[begin Extracted information]

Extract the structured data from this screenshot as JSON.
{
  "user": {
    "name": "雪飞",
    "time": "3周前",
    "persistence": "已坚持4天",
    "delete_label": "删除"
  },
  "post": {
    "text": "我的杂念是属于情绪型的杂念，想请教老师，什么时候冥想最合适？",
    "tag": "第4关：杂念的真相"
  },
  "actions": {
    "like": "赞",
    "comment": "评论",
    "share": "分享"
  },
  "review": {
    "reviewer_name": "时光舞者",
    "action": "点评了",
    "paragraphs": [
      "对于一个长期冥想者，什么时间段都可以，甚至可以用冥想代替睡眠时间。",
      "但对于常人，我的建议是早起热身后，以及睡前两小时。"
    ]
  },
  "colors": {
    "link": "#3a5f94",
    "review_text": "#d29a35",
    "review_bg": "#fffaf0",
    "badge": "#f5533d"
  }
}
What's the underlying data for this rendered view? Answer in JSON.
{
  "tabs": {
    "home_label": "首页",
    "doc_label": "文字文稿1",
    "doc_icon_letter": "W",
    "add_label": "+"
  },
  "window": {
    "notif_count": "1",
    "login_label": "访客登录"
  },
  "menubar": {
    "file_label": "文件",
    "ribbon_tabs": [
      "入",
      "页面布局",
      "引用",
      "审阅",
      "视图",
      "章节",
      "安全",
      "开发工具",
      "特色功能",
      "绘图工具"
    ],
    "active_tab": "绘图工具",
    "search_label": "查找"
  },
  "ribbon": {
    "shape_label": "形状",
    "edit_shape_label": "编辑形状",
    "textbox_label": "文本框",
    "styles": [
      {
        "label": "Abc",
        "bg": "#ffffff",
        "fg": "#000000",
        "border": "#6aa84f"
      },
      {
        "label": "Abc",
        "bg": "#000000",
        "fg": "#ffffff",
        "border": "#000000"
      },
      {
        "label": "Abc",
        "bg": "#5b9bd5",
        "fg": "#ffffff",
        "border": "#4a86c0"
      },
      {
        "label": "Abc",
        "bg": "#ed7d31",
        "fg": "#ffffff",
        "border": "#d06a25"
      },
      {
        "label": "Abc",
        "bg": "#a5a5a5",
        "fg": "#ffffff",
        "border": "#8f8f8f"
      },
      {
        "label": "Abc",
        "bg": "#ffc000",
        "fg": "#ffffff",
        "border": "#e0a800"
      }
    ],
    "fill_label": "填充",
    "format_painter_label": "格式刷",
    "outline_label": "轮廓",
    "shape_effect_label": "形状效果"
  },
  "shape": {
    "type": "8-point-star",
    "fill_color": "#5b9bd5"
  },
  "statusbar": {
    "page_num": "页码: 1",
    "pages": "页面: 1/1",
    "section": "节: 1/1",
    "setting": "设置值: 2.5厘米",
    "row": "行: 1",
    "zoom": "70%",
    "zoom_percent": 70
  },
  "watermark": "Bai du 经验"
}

[end Extracted information]

Written instruction:
Provide the number of lines containing the string "data", with no other output.

Complete response:
2